Your task is to output all the records below, word for word.

[Data records]
################

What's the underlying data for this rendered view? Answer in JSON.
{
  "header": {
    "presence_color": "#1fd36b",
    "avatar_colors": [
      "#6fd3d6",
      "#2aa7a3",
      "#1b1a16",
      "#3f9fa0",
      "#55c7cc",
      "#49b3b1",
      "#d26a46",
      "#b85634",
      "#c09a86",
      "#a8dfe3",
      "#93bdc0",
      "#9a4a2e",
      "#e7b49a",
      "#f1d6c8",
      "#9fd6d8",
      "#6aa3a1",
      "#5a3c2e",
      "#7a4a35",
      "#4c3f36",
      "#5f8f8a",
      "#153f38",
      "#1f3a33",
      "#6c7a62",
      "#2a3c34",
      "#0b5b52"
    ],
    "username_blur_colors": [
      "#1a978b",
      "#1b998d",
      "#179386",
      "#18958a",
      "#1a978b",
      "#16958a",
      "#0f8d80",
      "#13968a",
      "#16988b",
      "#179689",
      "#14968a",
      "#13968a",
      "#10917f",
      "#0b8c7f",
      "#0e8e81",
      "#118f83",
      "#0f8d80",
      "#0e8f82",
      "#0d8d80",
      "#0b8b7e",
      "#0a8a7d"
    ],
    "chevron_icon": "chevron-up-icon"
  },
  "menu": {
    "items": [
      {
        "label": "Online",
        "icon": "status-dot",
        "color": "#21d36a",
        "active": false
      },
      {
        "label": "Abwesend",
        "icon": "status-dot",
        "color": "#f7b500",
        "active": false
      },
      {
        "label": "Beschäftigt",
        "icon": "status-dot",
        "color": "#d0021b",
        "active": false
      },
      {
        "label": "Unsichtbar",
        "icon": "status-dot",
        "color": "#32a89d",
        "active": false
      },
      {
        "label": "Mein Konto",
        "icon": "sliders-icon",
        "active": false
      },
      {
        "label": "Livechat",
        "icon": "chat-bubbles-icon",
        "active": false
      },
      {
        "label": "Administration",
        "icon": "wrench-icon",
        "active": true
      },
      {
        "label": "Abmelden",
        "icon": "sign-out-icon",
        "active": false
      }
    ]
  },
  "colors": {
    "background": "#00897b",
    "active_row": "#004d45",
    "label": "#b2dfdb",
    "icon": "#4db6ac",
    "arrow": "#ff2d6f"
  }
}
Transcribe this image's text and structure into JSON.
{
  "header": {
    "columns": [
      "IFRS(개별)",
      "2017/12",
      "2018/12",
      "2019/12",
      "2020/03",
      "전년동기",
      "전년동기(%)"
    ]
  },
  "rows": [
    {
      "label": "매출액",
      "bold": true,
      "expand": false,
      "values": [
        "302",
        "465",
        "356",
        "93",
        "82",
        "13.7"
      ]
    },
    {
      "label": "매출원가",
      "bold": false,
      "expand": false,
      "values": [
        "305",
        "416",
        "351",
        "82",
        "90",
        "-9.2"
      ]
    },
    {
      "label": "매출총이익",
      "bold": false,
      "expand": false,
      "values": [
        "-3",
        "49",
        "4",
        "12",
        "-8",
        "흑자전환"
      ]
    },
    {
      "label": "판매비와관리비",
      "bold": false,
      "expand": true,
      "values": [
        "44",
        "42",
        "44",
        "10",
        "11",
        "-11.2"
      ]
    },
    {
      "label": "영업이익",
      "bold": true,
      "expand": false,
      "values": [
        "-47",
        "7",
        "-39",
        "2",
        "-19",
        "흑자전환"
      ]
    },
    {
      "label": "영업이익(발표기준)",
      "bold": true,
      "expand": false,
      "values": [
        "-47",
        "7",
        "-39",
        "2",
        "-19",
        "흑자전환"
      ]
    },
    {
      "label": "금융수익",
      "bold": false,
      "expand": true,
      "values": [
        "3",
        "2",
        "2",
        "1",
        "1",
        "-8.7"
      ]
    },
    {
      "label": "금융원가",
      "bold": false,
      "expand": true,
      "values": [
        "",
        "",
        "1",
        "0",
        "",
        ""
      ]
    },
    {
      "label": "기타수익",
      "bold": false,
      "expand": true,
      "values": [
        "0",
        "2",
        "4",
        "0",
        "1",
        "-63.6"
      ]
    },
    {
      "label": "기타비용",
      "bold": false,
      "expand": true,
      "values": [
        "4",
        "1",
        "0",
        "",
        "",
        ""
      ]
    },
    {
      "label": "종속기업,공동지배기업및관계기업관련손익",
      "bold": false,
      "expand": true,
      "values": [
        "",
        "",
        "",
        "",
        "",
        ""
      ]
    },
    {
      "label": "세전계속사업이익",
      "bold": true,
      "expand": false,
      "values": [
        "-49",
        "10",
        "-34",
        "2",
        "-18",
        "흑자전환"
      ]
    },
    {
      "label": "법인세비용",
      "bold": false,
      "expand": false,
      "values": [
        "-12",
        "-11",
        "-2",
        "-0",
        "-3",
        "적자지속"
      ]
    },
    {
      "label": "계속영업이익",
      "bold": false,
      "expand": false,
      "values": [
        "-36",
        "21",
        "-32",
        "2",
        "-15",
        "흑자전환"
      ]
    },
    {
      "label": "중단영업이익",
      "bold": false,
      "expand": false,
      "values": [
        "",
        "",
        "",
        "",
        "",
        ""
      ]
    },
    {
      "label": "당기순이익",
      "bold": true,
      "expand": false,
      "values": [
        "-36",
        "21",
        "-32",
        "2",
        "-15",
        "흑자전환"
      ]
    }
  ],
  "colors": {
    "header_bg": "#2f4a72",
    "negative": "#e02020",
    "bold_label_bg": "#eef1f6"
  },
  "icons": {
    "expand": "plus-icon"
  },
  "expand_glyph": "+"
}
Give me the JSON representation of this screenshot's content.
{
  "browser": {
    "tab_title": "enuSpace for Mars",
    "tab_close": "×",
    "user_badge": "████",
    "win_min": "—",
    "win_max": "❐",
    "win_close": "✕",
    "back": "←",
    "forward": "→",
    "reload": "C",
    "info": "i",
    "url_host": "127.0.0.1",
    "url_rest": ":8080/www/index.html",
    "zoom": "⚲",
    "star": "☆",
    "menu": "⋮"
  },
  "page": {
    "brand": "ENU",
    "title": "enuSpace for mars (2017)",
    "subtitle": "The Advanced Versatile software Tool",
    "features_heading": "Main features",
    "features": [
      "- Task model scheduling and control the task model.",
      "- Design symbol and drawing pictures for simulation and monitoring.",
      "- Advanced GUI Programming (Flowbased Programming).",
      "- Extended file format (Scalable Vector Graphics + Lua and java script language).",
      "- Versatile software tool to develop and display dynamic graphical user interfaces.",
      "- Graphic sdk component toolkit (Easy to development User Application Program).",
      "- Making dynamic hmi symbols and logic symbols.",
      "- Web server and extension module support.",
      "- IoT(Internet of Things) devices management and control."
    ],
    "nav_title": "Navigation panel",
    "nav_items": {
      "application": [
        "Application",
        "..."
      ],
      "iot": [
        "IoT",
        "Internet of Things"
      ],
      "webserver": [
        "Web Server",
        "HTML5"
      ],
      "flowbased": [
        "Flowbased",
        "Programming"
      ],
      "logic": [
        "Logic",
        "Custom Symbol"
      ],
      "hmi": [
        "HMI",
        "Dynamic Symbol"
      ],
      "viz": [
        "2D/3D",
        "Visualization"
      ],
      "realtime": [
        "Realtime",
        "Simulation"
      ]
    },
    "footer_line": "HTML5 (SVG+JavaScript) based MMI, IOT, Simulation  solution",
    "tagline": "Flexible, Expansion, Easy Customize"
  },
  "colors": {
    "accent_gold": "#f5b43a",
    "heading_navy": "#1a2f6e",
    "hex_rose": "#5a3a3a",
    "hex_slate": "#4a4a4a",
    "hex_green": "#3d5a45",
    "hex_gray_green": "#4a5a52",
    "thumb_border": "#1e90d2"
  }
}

################

### ANSWER TO THIS TASK:
What's the underlying data for this rendered view? Answer in JSON.
{
  "header": {
    "presence_color": "#1fd36b",
    "avatar_colors": [
      "#6fd3d6",
      "#2aa7a3",
      "#1b1a16",
      "#3f9fa0",
      "#55c7cc",
      "#49b3b1",
      "#d26a46",
      "#b85634",
      "#c09a86",
      "#a8dfe3",
      "#93bdc0",
      "#9a4a2e",
      "#e7b49a",
      "#f1d6c8",
      "#9fd6d8",
      "#6aa3a1",
      "#5a3c2e",
      "#7a4a35",
      "#4c3f36",
      "#5f8f8a",
      "#153f38",
      "#1f3a33",
      "#6c7a62",
      "#2a3c34",
      "#0b5b52"
    ],
    "username_blur_colors": [
      "#1a978b",
      "#1b998d",
      "#179386",
      "#18958a",
      "#1a978b",
      "#16958a",
      "#0f8d80",
      "#13968a",
      "#16988b",
      "#179689",
      "#14968a",
      "#13968a",
      "#10917f",
      "#0b8c7f",
      "#0e8e81",
      "#118f83",
      "#0f8d80",
      "#0e8f82",
      "#0d8d80",
      "#0b8b7e",
      "#0a8a7d"
    ],
    "chevron_icon": "chevron-up-icon"
  },
  "menu": {
    "items": [
      {
        "label": "Online",
        "icon": "status-dot",
        "color": "#21d36a",
        "active": false
      },
      {
        "label": "Abwesend",
        "icon": "status-dot",
        "color": "#f7b500",
        "active": false
      },
      {
        "label": "Beschäftigt",
        "icon": "status-dot",
        "color": "#d0021b",
        "active": false
      },
      {
        "label": "Unsichtbar",
        "icon": "status-dot",
        "color": "#32a89d",
        "active": false
      },
      {
        "label": "Mein Konto",
        "icon": "sliders-icon",
        "active": false
      },
      {
        "label": "Livechat",
        "icon": "chat-bubbles-icon",
        "active": false
      },
      {
        "label": "Administration",
        "icon": "wrench-icon",
        "active": true
      },
      {
        "label": "Abmelden",
        "icon": "sign-out-icon",
        "active": false
      }
    ]
  },
  "colors": {
    "background": "#00897b",
    "active_row": "#004d45",
    "label": "#b2dfdb",
    "icon": "#4db6ac",
    "arrow": "#ff2d6f"
  }
}
Transcribe this image's text and structure into JSON.
{
  "header": {
    "columns": [
      "IFRS(개별)",
      "2017/12",
      "2018/12",
      "2019/12",
      "2020/03",
      "전년동기",
      "전년동기(%)"
    ]
  },
  "rows": [
    {
      "label": "매출액",
      "bold": true,
      "expand": false,
      "values": [
        "302",
        "465",
        "356",
        "93",
        "82",
        "13.7"
      ]
    },
    {
      "label": "매출원가",
      "bold": false,
      "expand": false,
      "values": [
        "305",
        "416",
        "351",
        "82",
        "90",
        "-9.2"
      ]
    },
    {
      "label": "매출총이익",
      "bold": false,
      "expand": false,
      "values": [
        "-3",
        "49",
        "4",
        "12",
        "-8",
        "흑자전환"
      ]
    },
    {
      "label": "판매비와관리비",
      "bold": false,
      "expand": true,
      "values": [
        "44",
        "42",
        "44",
        "10",
        "11",
        "-11.2"
      ]
    },
    {
      "label": "영업이익",
      "bold": true,
      "expand": false,
      "values": [
        "-47",
        "7",
        "-39",
        "2",
        "-19",
        "흑자전환"
      ]
    },
    {
      "label": "영업이익(발표기준)",
      "bold": true,
      "expand": false,
      "values": [
        "-47",
        "7",
        "-39",
        "2",
        "-19",
        "흑자전환"
      ]
    },
    {
      "label": "금융수익",
      "bold": false,
      "expand": true,
      "values": [
        "3",
        "2",
        "2",
        "1",
        "1",
        "-8.7"
      ]
    },
    {
      "label": "금융원가",
      "bold": false,
      "expand": true,
      "values": [
        "",
        "",
        "1",
        "0",
        "",
        ""
      ]
    },
    {
      "label": "기타수익",
      "bold": false,
      "expand": true,
      "values": [
        "0",
        "2",
        "4",
        "0",
        "1",
        "-63.6"
      ]
    },
    {
      "label": "기타비용",
      "bold": false,
      "expand": true,
      "values": [
        "4",
        "1",
        "0",
        "",
        "",
        ""
      ]
    },
    {
      "label": "종속기업,공동지배기업및관계기업관련손익",
      "bold": false,
      "expand": true,
      "values": [
        "",
        "",
        "",
        "",
        "",
        ""
      ]
    },
    {
      "label": "세전계속사업이익",
      "bold": true,
      "expand": false,
      "values": [
        "-49",
        "10",
        "-34",
        "2",
        "-18",
        "흑자전환"
      ]
    },
    {
      "label": "법인세비용",
      "bold": false,
      "expand": false,
      "values": [
        "-12",
        "-11",
        "-2",
        "-0",
        "-3",
        "적자지속"
      ]
    },
    {
      "label": "계속영업이익",
      "bold": false,
      "expand": false,
      "values": [
        "-36",
        "21",
        "-32",
        "2",
        "-15",
        "흑자전환"
      ]
    },
    {
      "label": "중단영업이익",
      "bold": false,
      "expand": false,
      "values": [
        "",
        "",
        "",
        "",
        "",
        ""
      ]
    },
    {
      "label": "당기순이익",
      "bold": true,
      "expand": false,
      "values": [
        "-36",
        "21",
        "-32",
        "2",
        "-15",
        "흑자전환"
      ]
    }
  ],
  "colors": {
    "header_bg": "#2f4a72",
    "negative": "#e02020",
    "bold_label_bg": "#eef1f6"
  },
  "icons": {
    "expand": "plus-icon"
  },
  "expand_glyph": "+"
}
Give me the JSON representation of this screenshot's content.
{
  "browser": {
    "tab_title": "enuSpace for Mars",
    "tab_close": "×",
    "user_badge": "████",
    "win_min": "—",
    "win_max": "❐",
    "win_close": "✕",
    "back": "←",
    "forward": "→",
    "reload": "C",
    "info": "i",
    "url_host": "127.0.0.1",
    "url_rest": ":8080/www/index.html",
    "zoom": "⚲",
    "star": "☆",
    "menu": "⋮"
  },
  "page": {
    "brand": "ENU",
    "title": "enuSpace for mars (2017)",
    "subtitle": "The Advanced Versatile software Tool",
    "features_heading": "Main features",
    "features": [
      "- Task model scheduling and control the task model.",
      "- Design symbol and drawing pictures for simulation and monitoring.",
      "- Advanced GUI Programming (Flowbased Programming).",
      "- Extended file format (Scalable Vector Graphics + Lua and java script language).",
      "- Versatile software tool to develop and display dynamic graphical user interfaces.",
      "- Graphic sdk component toolkit (Easy to development User Application Program).",
      "- Making dynamic hmi symbols and logic symbols.",
      "- Web server and extension module support.",
      "- IoT(Internet of Things) devices management and control."
    ],
    "nav_title": "Navigation panel",
    "nav_items": {
      "application": [
        "Application",
        "..."
      ],
      "iot": [
        "IoT",
        "Internet of Things"
      ],
      "webserver": [
        "Web Server",
        "HTML5"
      ],
      "flowbased": [
        "Flowbased",
        "Programming"
      ],
      "logic": [
        "Logic",
        "Custom Symbol"
      ],
      "hmi": [
        "HMI",
        "Dynamic Symbol"
      ],
      "viz": [
        "2D/3D",
        "Visualization"
      ],
      "realtime": [
        "Realtime",
        "Simulation"
      ]
    },
    "footer_line": "HTML5 (SVG+JavaScript) based MMI, IOT, Simulation  solution",
    "tagline": "Flexible, Expansion, Easy Customize"
  },
  "colors": {
    "accent_gold": "#f5b43a",
    "heading_navy": "#1a2f6e",
    "hex_rose": "#5a3a3a",
    "hex_slate": "#4a4a4a",
    "hex_green": "#3d5a45",
    "hex_gray_green": "#4a5a52",
    "thumb_border": "#1e90d2"
  }
}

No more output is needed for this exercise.